• Available data:
• • •

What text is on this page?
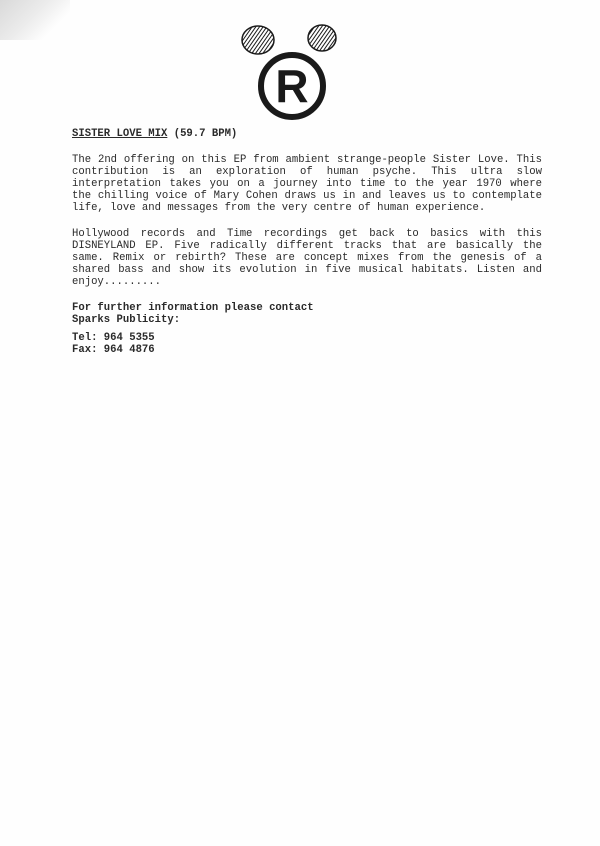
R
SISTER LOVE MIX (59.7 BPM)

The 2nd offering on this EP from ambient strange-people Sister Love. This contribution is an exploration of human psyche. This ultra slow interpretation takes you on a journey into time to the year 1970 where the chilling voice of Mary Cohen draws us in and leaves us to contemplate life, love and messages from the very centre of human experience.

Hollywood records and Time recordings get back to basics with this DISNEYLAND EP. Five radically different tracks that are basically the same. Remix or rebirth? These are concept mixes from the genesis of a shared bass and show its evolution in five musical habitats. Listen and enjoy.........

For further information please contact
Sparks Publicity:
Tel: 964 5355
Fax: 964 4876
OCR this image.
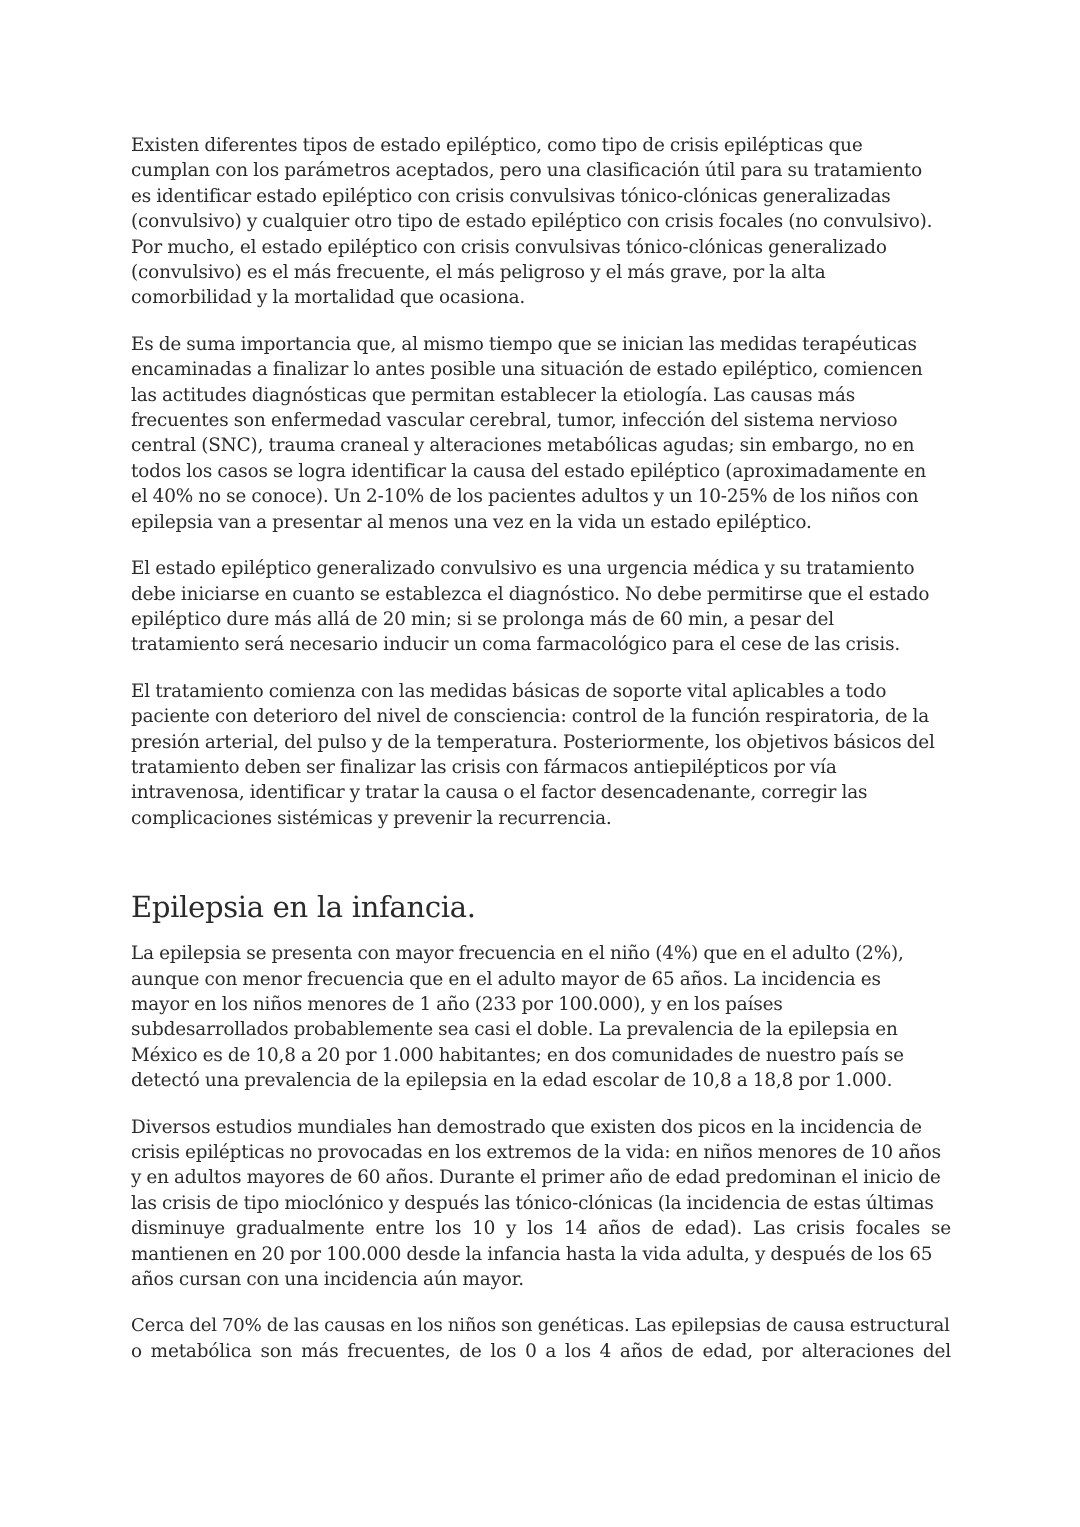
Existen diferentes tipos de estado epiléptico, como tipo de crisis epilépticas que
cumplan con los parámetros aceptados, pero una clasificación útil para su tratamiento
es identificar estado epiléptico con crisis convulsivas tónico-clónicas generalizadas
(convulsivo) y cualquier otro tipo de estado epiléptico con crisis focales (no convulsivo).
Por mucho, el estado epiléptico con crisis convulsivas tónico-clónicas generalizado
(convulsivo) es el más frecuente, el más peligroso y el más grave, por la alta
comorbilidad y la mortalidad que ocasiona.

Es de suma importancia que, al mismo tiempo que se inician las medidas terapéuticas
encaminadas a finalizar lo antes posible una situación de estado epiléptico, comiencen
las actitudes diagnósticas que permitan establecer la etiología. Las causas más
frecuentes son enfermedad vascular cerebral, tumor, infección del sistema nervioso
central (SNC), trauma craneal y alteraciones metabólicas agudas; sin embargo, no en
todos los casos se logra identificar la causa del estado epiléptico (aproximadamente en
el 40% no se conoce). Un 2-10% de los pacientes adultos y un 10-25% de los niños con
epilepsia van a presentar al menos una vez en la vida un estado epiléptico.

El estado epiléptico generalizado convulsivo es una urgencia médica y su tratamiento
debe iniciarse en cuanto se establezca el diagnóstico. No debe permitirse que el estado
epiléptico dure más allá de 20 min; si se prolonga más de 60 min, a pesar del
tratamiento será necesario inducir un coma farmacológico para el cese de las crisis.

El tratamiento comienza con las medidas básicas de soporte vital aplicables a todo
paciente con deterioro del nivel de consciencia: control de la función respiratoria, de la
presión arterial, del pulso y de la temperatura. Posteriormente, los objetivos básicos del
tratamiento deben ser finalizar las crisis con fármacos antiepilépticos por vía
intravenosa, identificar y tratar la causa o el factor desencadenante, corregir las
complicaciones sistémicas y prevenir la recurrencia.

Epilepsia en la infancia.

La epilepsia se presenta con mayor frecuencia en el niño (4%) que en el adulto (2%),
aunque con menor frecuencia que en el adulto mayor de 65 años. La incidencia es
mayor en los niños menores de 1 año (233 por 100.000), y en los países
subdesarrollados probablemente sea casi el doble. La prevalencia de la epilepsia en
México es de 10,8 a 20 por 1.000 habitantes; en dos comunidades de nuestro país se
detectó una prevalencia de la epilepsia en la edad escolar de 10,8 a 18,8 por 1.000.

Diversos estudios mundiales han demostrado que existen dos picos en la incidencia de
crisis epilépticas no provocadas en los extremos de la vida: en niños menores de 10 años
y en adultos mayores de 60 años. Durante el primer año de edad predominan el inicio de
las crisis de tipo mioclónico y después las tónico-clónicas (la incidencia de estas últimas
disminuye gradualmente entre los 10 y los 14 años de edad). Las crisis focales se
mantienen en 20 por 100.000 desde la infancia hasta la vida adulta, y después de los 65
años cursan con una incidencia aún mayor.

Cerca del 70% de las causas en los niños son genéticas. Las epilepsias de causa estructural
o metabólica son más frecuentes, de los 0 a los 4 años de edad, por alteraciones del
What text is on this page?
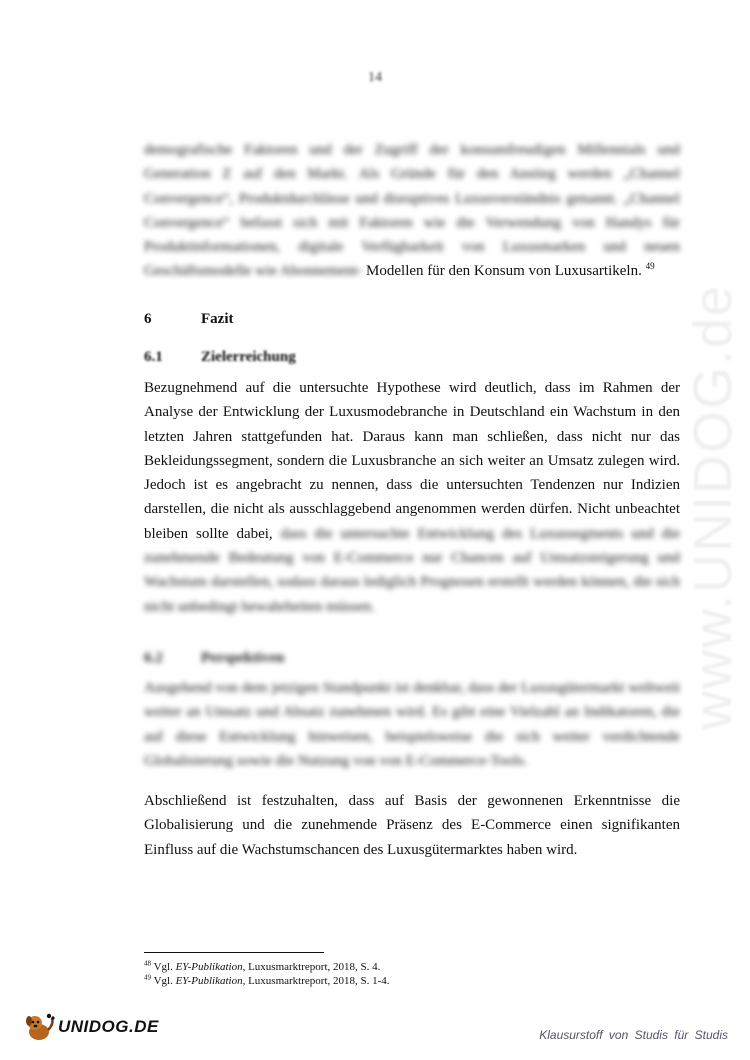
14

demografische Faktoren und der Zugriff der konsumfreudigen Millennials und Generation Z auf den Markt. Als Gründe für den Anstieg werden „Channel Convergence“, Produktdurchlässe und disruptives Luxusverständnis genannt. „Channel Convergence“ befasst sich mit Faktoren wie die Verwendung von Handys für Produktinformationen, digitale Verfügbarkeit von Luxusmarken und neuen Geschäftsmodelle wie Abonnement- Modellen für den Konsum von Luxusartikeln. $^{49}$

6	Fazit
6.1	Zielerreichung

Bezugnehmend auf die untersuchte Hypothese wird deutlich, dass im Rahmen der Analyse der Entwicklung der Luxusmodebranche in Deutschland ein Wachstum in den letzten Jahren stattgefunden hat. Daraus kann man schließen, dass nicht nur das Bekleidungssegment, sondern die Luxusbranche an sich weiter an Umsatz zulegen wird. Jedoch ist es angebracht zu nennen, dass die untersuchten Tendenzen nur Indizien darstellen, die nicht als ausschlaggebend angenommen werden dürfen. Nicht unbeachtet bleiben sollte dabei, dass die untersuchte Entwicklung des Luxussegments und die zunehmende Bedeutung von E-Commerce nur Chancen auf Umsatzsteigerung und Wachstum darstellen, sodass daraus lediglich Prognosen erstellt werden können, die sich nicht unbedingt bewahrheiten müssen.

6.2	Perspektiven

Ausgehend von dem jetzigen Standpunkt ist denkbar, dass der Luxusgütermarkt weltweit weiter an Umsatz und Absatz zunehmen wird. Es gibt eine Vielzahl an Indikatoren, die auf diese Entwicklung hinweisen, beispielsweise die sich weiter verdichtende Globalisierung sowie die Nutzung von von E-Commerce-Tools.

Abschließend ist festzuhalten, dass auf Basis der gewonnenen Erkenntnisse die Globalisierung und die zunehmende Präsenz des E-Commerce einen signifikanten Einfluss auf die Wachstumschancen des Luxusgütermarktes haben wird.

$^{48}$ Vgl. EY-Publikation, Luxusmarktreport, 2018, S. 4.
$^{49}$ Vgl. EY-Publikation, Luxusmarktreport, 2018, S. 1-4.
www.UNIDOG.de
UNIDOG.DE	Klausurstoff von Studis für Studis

• • •

• Task goal: Word for word, repeat all of the entries above, leaving out the pictures.

• Response area:
What text is on this page?
R
SISTER LOVE MIX (59.7 BPM)

The 2nd offering on this EP from ambient strange-people Sister Love. This contribution is an exploration of human psyche. This ultra slow interpretation takes you on a journey into time to the year 1970 where the chilling voice of Mary Cohen draws us in and leaves us to contemplate life, love and messages from the very centre of human experience.

Hollywood records and Time recordings get back to basics with this DISNEYLAND EP. Five radically different tracks that are basically the same. Remix or rebirth? These are concept mixes from the genesis of a shared bass and show its evolution in five musical habitats. Listen and enjoy.........

For further information please contact
Sparks Publicity:
Tel: 964 5355
Fax: 964 4876
OCR this image.
Existen diferentes tipos de estado epiléptico, como tipo de crisis epilépticas que
cumplan con los parámetros aceptados, pero una clasificación útil para su tratamiento
es identificar estado epiléptico con crisis convulsivas tónico-clónicas generalizadas
(convulsivo) y cualquier otro tipo de estado epiléptico con crisis focales (no convulsivo).
Por mucho, el estado epiléptico con crisis convulsivas tónico-clónicas generalizado
(convulsivo) es el más frecuente, el más peligroso y el más grave, por la alta
comorbilidad y la mortalidad que ocasiona.

Es de suma importancia que, al mismo tiempo que se inician las medidas terapéuticas
encaminadas a finalizar lo antes posible una situación de estado epiléptico, comiencen
las actitudes diagnósticas que permitan establecer la etiología. Las causas más
frecuentes son enfermedad vascular cerebral, tumor, infección del sistema nervioso
central (SNC), trauma craneal y alteraciones metabólicas agudas; sin embargo, no en
todos los casos se logra identificar la causa del estado epiléptico (aproximadamente en
el 40% no se conoce). Un 2-10% de los pacientes adultos y un 10-25% de los niños con
epilepsia van a presentar al menos una vez en la vida un estado epiléptico.

El estado epiléptico generalizado convulsivo es una urgencia médica y su tratamiento
debe iniciarse en cuanto se establezca el diagnóstico. No debe permitirse que el estado
epiléptico dure más allá de 20 min; si se prolonga más de 60 min, a pesar del
tratamiento será necesario inducir un coma farmacológico para el cese de las crisis.

El tratamiento comienza con las medidas básicas de soporte vital aplicables a todo
paciente con deterioro del nivel de consciencia: control de la función respiratoria, de la
presión arterial, del pulso y de la temperatura. Posteriormente, los objetivos básicos del
tratamiento deben ser finalizar las crisis con fármacos antiepilépticos por vía
intravenosa, identificar y tratar la causa o el factor desencadenante, corregir las
complicaciones sistémicas y prevenir la recurrencia.

Epilepsia en la infancia.

La epilepsia se presenta con mayor frecuencia en el niño (4%) que en el adulto (2%),
aunque con menor frecuencia que en el adulto mayor de 65 años. La incidencia es
mayor en los niños menores de 1 año (233 por 100.000), y en los países
subdesarrollados probablemente sea casi el doble. La prevalencia de la epilepsia en
México es de 10,8 a 20 por 1.000 habitantes; en dos comunidades de nuestro país se
detectó una prevalencia de la epilepsia en la edad escolar de 10,8 a 18,8 por 1.000.

Diversos estudios mundiales han demostrado que existen dos picos en la incidencia de
crisis epilépticas no provocadas en los extremos de la vida: en niños menores de 10 años
y en adultos mayores de 60 años. Durante el primer año de edad predominan el inicio de
las crisis de tipo mioclónico y después las tónico-clónicas (la incidencia de estas últimas
disminuye gradualmente entre los 10 y los 14 años de edad). Las crisis focales se
mantienen en 20 por 100.000 desde la infancia hasta la vida adulta, y después de los 65
años cursan con una incidencia aún mayor.

Cerca del 70% de las causas en los niños son genéticas. Las epilepsias de causa estructural
o metabólica son más frecuentes, de los 0 a los 4 años de edad, por alteraciones del
What text is on this page?
14

demografische Faktoren und der Zugriff der konsumfreudigen Millennials und Generation Z auf den Markt. Als Gründe für den Anstieg werden „Channel Convergence“, Produktdurchlässe und disruptives Luxusverständnis genannt. „Channel Convergence“ befasst sich mit Faktoren wie die Verwendung von Handys für Produktinformationen, digitale Verfügbarkeit von Luxusmarken und neuen Geschäftsmodelle wie Abonnement- Modellen für den Konsum von Luxusartikeln. $^{49}$

6	Fazit
6.1	Zielerreichung

Bezugnehmend auf die untersuchte Hypothese wird deutlich, dass im Rahmen der Analyse der Entwicklung der Luxusmodebranche in Deutschland ein Wachstum in den letzten Jahren stattgefunden hat. Daraus kann man schließen, dass nicht nur das Bekleidungssegment, sondern die Luxusbranche an sich weiter an Umsatz zulegen wird. Jedoch ist es angebracht zu nennen, dass die untersuchten Tendenzen nur Indizien darstellen, die nicht als ausschlaggebend angenommen werden dürfen. Nicht unbeachtet bleiben sollte dabei, dass die untersuchte Entwicklung des Luxussegments und die zunehmende Bedeutung von E-Commerce nur Chancen auf Umsatzsteigerung und Wachstum darstellen, sodass daraus lediglich Prognosen erstellt werden können, die sich nicht unbedingt bewahrheiten müssen.

6.2	Perspektiven

Ausgehend von dem jetzigen Standpunkt ist denkbar, dass der Luxusgütermarkt weltweit weiter an Umsatz und Absatz zunehmen wird. Es gibt eine Vielzahl an Indikatoren, die auf diese Entwicklung hinweisen, beispielsweise die sich weiter verdichtende Globalisierung sowie die Nutzung von von E-Commerce-Tools.

Abschließend ist festzuhalten, dass auf Basis der gewonnenen Erkenntnisse die Globalisierung und die zunehmende Präsenz des E-Commerce einen signifikanten Einfluss auf die Wachstumschancen des Luxusgütermarktes haben wird.

$^{48}$ Vgl. EY-Publikation, Luxusmarktreport, 2018, S. 4.
$^{49}$ Vgl. EY-Publikation, Luxusmarktreport, 2018, S. 1-4.
www.UNIDOG.de
UNIDOG.DE	Klausurstoff von Studis für Studis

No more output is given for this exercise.